To do => Of the lines below, count those containing the word "marker". Reply with the number alone.

Extracted records:
"""
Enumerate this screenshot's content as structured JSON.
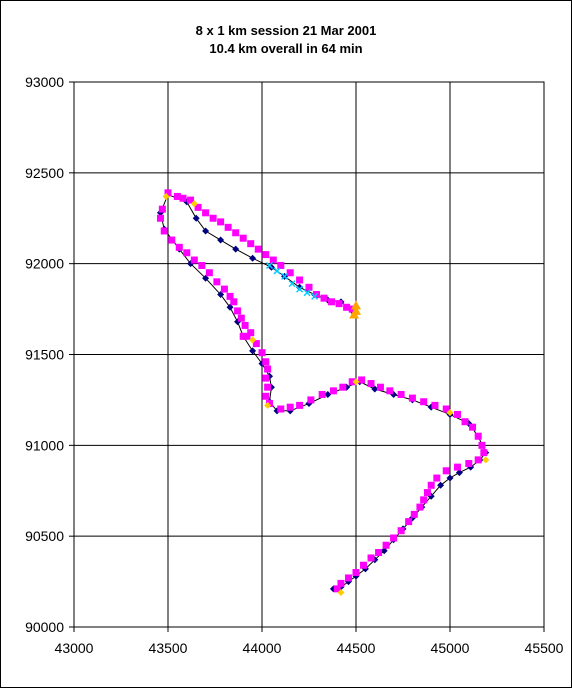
{
  "chart_data": {
    "type": "scatter",
    "title": "8 x 1 km session  21 Mar 2001",
    "subtitle": "10.4 km overall in 64 min",
    "xlabel": "",
    "ylabel": "",
    "xlim": [
      43000,
      45500
    ],
    "ylim": [
      90000,
      93000
    ],
    "xticks": [
      "43000",
      "43500",
      "44000",
      "44500",
      "45000",
      "45500"
    ],
    "yticks": [
      "90000",
      "90500",
      "91000",
      "91500",
      "92000",
      "92500",
      "93000"
    ],
    "grid": true,
    "legend": "none",
    "series": [
      {
        "marker": "diamond",
        "color": "#000080",
        "line": true,
        "values": [
          [
            44380,
            90210
          ],
          [
            44420,
            90220
          ],
          [
            44460,
            90250
          ],
          [
            44500,
            90280
          ],
          [
            44550,
            90320
          ],
          [
            44600,
            90370
          ],
          [
            44650,
            90420
          ],
          [
            44700,
            90480
          ],
          [
            44750,
            90540
          ],
          [
            44800,
            90600
          ],
          [
            44850,
            90660
          ],
          [
            44900,
            90720
          ],
          [
            44950,
            90780
          ],
          [
            45000,
            90820
          ],
          [
            45050,
            90850
          ],
          [
            45110,
            90880
          ],
          [
            45160,
            90920
          ],
          [
            45190,
            90960
          ],
          [
            45150,
            91050
          ],
          [
            45100,
            91120
          ],
          [
            45000,
            91170
          ],
          [
            44900,
            91210
          ],
          [
            44800,
            91250
          ],
          [
            44700,
            91280
          ],
          [
            44600,
            91310
          ],
          [
            44520,
            91350
          ],
          [
            44450,
            91320
          ],
          [
            44350,
            91280
          ],
          [
            44250,
            91230
          ],
          [
            44150,
            91190
          ],
          [
            44080,
            91190
          ],
          [
            44040,
            91240
          ],
          [
            44050,
            91320
          ],
          [
            44040,
            91380
          ],
          [
            44000,
            91450
          ],
          [
            43950,
            91520
          ],
          [
            43900,
            91600
          ],
          [
            43870,
            91680
          ],
          [
            43830,
            91760
          ],
          [
            43780,
            91830
          ],
          [
            43700,
            91920
          ],
          [
            43620,
            92000
          ],
          [
            43560,
            92080
          ],
          [
            43480,
            92190
          ],
          [
            43460,
            92280
          ],
          [
            43500,
            92380
          ],
          [
            43600,
            92340
          ],
          [
            43650,
            92250
          ],
          [
            43700,
            92180
          ],
          [
            43780,
            92130
          ],
          [
            43860,
            92080
          ],
          [
            43950,
            92030
          ],
          [
            44050,
            91980
          ],
          [
            44120,
            91930
          ],
          [
            44200,
            91870
          ],
          [
            44280,
            91830
          ],
          [
            44350,
            91800
          ],
          [
            44420,
            91790
          ],
          [
            44480,
            91740
          ]
        ]
      },
      {
        "marker": "square",
        "color": "#ff00ff",
        "line": false,
        "values": [
          [
            43500,
            92390
          ],
          [
            43550,
            92370
          ],
          [
            43580,
            92360
          ],
          [
            43620,
            92350
          ],
          [
            43660,
            92310
          ],
          [
            43700,
            92280
          ],
          [
            43740,
            92250
          ],
          [
            43780,
            92230
          ],
          [
            43820,
            92200
          ],
          [
            43860,
            92170
          ],
          [
            43900,
            92140
          ],
          [
            43940,
            92110
          ],
          [
            43980,
            92080
          ],
          [
            44020,
            92050
          ],
          [
            44060,
            92020
          ],
          [
            44100,
            91990
          ],
          [
            44150,
            91950
          ],
          [
            44200,
            91910
          ],
          [
            44250,
            91870
          ],
          [
            44290,
            91830
          ],
          [
            44330,
            91810
          ],
          [
            44370,
            91790
          ],
          [
            44410,
            91780
          ],
          [
            44450,
            91760
          ],
          [
            44480,
            91750
          ],
          [
            43470,
            92300
          ],
          [
            43460,
            92250
          ],
          [
            43480,
            92180
          ],
          [
            43520,
            92130
          ],
          [
            43560,
            92090
          ],
          [
            43600,
            92060
          ],
          [
            43640,
            92020
          ],
          [
            43680,
            91990
          ],
          [
            43720,
            91950
          ],
          [
            43760,
            91900
          ],
          [
            43800,
            91860
          ],
          [
            43830,
            91820
          ],
          [
            43850,
            91790
          ],
          [
            43870,
            91740
          ],
          [
            43890,
            91700
          ],
          [
            43910,
            91660
          ],
          [
            43940,
            91620
          ],
          [
            43970,
            91560
          ],
          [
            44000,
            91510
          ],
          [
            44020,
            91460
          ],
          [
            44030,
            91420
          ],
          [
            44020,
            91370
          ],
          [
            44030,
            91320
          ],
          [
            44020,
            91270
          ],
          [
            44040,
            91230
          ],
          [
            43920,
            91600
          ],
          [
            43900,
            91600
          ],
          [
            44100,
            91200
          ],
          [
            44150,
            91210
          ],
          [
            44200,
            91220
          ],
          [
            44260,
            91250
          ],
          [
            44320,
            91280
          ],
          [
            44380,
            91300
          ],
          [
            44430,
            91320
          ],
          [
            44480,
            91350
          ],
          [
            44530,
            91360
          ],
          [
            44580,
            91340
          ],
          [
            44630,
            91320
          ],
          [
            44680,
            91300
          ],
          [
            44740,
            91280
          ],
          [
            44800,
            91260
          ],
          [
            44860,
            91240
          ],
          [
            44920,
            91220
          ],
          [
            44980,
            91200
          ],
          [
            45040,
            91170
          ],
          [
            45080,
            91130
          ],
          [
            45120,
            91100
          ],
          [
            45150,
            91050
          ],
          [
            45170,
            91000
          ],
          [
            45180,
            90960
          ],
          [
            45150,
            90920
          ],
          [
            45100,
            90900
          ],
          [
            45040,
            90880
          ],
          [
            44980,
            90860
          ],
          [
            44930,
            90820
          ],
          [
            44900,
            90780
          ],
          [
            44880,
            90740
          ],
          [
            44860,
            90700
          ],
          [
            44840,
            90660
          ],
          [
            44810,
            90620
          ],
          [
            44780,
            90580
          ],
          [
            44740,
            90530
          ],
          [
            44700,
            90490
          ],
          [
            44660,
            90450
          ],
          [
            44620,
            90410
          ],
          [
            44580,
            90380
          ],
          [
            44540,
            90340
          ],
          [
            44500,
            90300
          ],
          [
            44460,
            90270
          ],
          [
            44420,
            90240
          ],
          [
            44400,
            90210
          ]
        ]
      },
      {
        "marker": "triangle",
        "color": "#ffa500",
        "line": false,
        "values": [
          [
            44500,
            91740
          ],
          [
            44500,
            91770
          ],
          [
            44490,
            91720
          ]
        ]
      },
      {
        "marker": "diamond",
        "color": "#ffcc00",
        "line": false,
        "values": [
          [
            43490,
            92370
          ],
          [
            43640,
            92330
          ],
          [
            43950,
            91580
          ],
          [
            44030,
            91220
          ],
          [
            44500,
            91350
          ],
          [
            45000,
            91180
          ],
          [
            45190,
            90920
          ],
          [
            44420,
            90190
          ]
        ]
      },
      {
        "marker": "x",
        "color": "#00ccff",
        "line": false,
        "values": [
          [
            44040,
            91990
          ],
          [
            44080,
            91960
          ],
          [
            44120,
            91930
          ],
          [
            44160,
            91890
          ],
          [
            44200,
            91860
          ],
          [
            44240,
            91840
          ],
          [
            44280,
            91820
          ]
        ]
      }
    ]
  }
}
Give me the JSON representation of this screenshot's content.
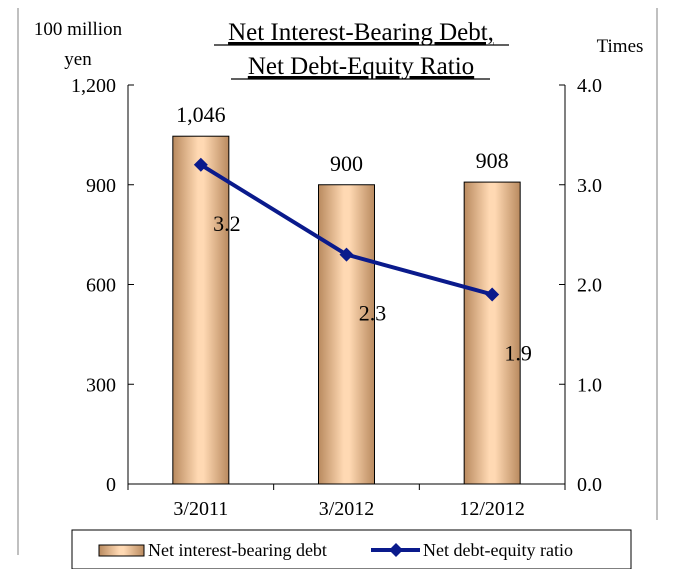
{
  "chart_data": {
    "type": "bar",
    "title_lines": [
      "Net Interest-Bearing Debt,",
      "Net Debt-Equity Ratio"
    ],
    "left_axis_unit_lines": [
      "100 million",
      "yen"
    ],
    "right_axis_unit": "Times",
    "categories": [
      "3/2011",
      "3/2012",
      "12/2012"
    ],
    "y_left": {
      "min": 0,
      "max": 1200,
      "ticks": [
        0,
        300,
        600,
        900,
        1200
      ],
      "tick_labels": [
        "0",
        "300",
        "600",
        "900",
        "1,200"
      ]
    },
    "y_right": {
      "min": 0,
      "max": 4,
      "ticks": [
        0,
        1,
        2,
        3,
        4
      ],
      "tick_labels": [
        "0.0",
        "1.0",
        "2.0",
        "3.0",
        "4.0"
      ]
    },
    "series": [
      {
        "name": "Net interest-bearing debt",
        "kind": "bar",
        "axis": "left",
        "values": [
          1046,
          900,
          908
        ],
        "value_labels": [
          "1,046",
          "900",
          "908"
        ]
      },
      {
        "name": "Net debt-equity ratio",
        "kind": "line",
        "axis": "right",
        "values": [
          3.2,
          2.3,
          1.9
        ],
        "value_labels": [
          "3.2",
          "2.3",
          "1.9"
        ],
        "color": "#0a1a8c"
      }
    ],
    "grid": false,
    "legend_position": "bottom"
  }
}
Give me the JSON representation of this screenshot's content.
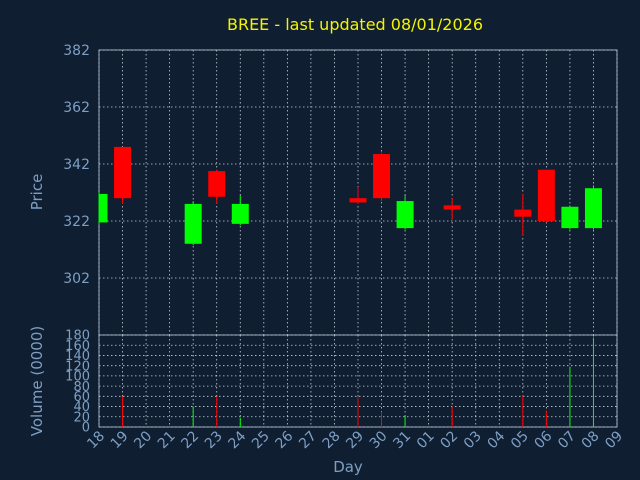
{
  "colors": {
    "background": "#0f1e30",
    "title": "#f4f400",
    "axis_text": "#7e9fc4",
    "frame": "#9aa9b8",
    "grid": "#c8d0da",
    "up": "#00ff00",
    "down": "#ff0000"
  },
  "chart_data": [
    {
      "type": "candlestick",
      "title": "BREE - last updated 08/01/2026",
      "ylabel": "Price",
      "ylim": [
        282,
        382
      ],
      "yticks": [
        302,
        322,
        342,
        362,
        382
      ],
      "grid": true,
      "categories": [
        "18",
        "19",
        "20",
        "21",
        "22",
        "23",
        "24",
        "25",
        "26",
        "27",
        "28",
        "29",
        "30",
        "31",
        "01",
        "02",
        "03",
        "04",
        "05",
        "06",
        "07",
        "08",
        "09"
      ],
      "candles": [
        {
          "day": "18",
          "open": 321.5,
          "close": 331.5,
          "high": 332,
          "low": 321
        },
        {
          "day": "19",
          "open": 348,
          "close": 330,
          "high": 348,
          "low": 328
        },
        {
          "day": "22",
          "open": 314,
          "close": 328,
          "high": 329,
          "low": 313.5
        },
        {
          "day": "23",
          "open": 339.5,
          "close": 330.5,
          "high": 340,
          "low": 328
        },
        {
          "day": "24",
          "open": 321,
          "close": 328,
          "high": 331,
          "low": 320.5
        },
        {
          "day": "29",
          "open": 330,
          "close": 328.5,
          "high": 334,
          "low": 328
        },
        {
          "day": "30",
          "open": 345.5,
          "close": 330,
          "high": 346,
          "low": 329
        },
        {
          "day": "31",
          "open": 319.5,
          "close": 329,
          "high": 331,
          "low": 319
        },
        {
          "day": "02",
          "open": 327.5,
          "close": 326,
          "high": 330,
          "low": 322.5
        },
        {
          "day": "05",
          "open": 326,
          "close": 323.5,
          "high": 331.5,
          "low": 317
        },
        {
          "day": "06",
          "open": 340,
          "close": 322,
          "high": 340,
          "low": 321.5
        },
        {
          "day": "07",
          "open": 319.5,
          "close": 327,
          "high": 327.5,
          "low": 319
        },
        {
          "day": "08",
          "open": 319.5,
          "close": 333.5,
          "high": 334.5,
          "low": 319
        }
      ]
    },
    {
      "type": "bar",
      "xlabel": "Day",
      "ylabel": "Volume (0000)",
      "ylim": [
        0,
        180
      ],
      "yticks": [
        0,
        20,
        40,
        60,
        80,
        100,
        120,
        140,
        160,
        180
      ],
      "grid": true,
      "categories": [
        "18",
        "19",
        "20",
        "21",
        "22",
        "23",
        "24",
        "25",
        "26",
        "27",
        "28",
        "29",
        "30",
        "31",
        "01",
        "02",
        "03",
        "04",
        "05",
        "06",
        "07",
        "08",
        "09"
      ],
      "bars": [
        {
          "day": "19",
          "value": 60,
          "direction": "down"
        },
        {
          "day": "22",
          "value": 40,
          "direction": "up"
        },
        {
          "day": "23",
          "value": 60,
          "direction": "down"
        },
        {
          "day": "24",
          "value": 18,
          "direction": "up"
        },
        {
          "day": "29",
          "value": 58,
          "direction": "down"
        },
        {
          "day": "30",
          "value": 30,
          "direction": "down"
        },
        {
          "day": "31",
          "value": 22,
          "direction": "up"
        },
        {
          "day": "02",
          "value": 40,
          "direction": "down"
        },
        {
          "day": "05",
          "value": 62,
          "direction": "down"
        },
        {
          "day": "06",
          "value": 32,
          "direction": "down"
        },
        {
          "day": "07",
          "value": 118,
          "direction": "up"
        },
        {
          "day": "08",
          "value": 175,
          "direction": "up"
        }
      ]
    }
  ]
}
"""
The reply => 5